* **WORK TO DO**: Your task is to repeat all of the material exactly.

Saved entries:
....

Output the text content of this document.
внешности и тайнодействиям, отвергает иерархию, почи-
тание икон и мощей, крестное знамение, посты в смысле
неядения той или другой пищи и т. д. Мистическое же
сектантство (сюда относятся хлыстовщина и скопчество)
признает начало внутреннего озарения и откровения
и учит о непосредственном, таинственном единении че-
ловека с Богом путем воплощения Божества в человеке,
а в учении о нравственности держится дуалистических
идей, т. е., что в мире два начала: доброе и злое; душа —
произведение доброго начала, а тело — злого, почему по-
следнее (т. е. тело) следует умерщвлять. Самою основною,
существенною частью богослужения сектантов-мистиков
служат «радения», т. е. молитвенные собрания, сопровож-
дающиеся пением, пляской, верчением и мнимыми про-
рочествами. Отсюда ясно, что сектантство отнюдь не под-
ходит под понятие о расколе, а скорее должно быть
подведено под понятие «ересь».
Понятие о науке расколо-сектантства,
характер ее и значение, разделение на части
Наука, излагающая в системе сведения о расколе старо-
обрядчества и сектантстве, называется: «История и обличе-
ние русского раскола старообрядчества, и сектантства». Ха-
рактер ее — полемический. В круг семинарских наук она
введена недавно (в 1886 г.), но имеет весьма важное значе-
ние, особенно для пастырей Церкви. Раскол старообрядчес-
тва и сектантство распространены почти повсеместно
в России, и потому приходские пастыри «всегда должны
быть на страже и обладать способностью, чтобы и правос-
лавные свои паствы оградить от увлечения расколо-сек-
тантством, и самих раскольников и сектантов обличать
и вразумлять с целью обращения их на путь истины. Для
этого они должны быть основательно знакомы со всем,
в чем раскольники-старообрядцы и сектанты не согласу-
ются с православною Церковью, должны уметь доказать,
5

....

* **ANSWER TO THE PROBLEM**:
Output the text content of this document.
внешности и тайнодействиям, отвергает иерархию, почи-
тание икон и мощей, крестное знамение, посты в смысле
неядения той или другой пищи и т. д. Мистическое же
сектантство (сюда относятся хлыстовщина и скопчество)
признает начало внутреннего озарения и откровения
и учит о непосредственном, таинственном единении че-
ловека с Богом путем воплощения Божества в человеке,
а в учении о нравственности держится дуалистических
идей, т. е., что в мире два начала: доброе и злое; душа —
произведение доброго начала, а тело — злого, почему по-
следнее (т. е. тело) следует умерщвлять. Самою основною,
существенною частью богослужения сектантов-мистиков
служат «радения», т. е. молитвенные собрания, сопровож-
дающиеся пением, пляской, верчением и мнимыми про-
рочествами. Отсюда ясно, что сектантство отнюдь не под-
ходит под понятие о расколе, а скорее должно быть
подведено под понятие «ересь».
Понятие о науке расколо-сектантства,
характер ее и значение, разделение на части
Наука, излагающая в системе сведения о расколе старо-
обрядчества и сектантстве, называется: «История и обличе-
ние русского раскола старообрядчества, и сектантства». Ха-
рактер ее — полемический. В круг семинарских наук она
введена недавно (в 1886 г.), но имеет весьма важное значе-
ние, особенно для пастырей Церкви. Раскол старообрядчес-
тва и сектантство распространены почти повсеместно
в России, и потому приходские пастыри «всегда должны
быть на страже и обладать способностью, чтобы и правос-
лавные свои паствы оградить от увлечения расколо-сек-
тантством, и самих раскольников и сектантов обличать
и вразумлять с целью обращения их на путь истины. Для
этого они должны быть основательно знакомы со всем,
в чем раскольники-старообрядцы и сектанты не согласу-
ются с православною Церковью, должны уметь доказать,
5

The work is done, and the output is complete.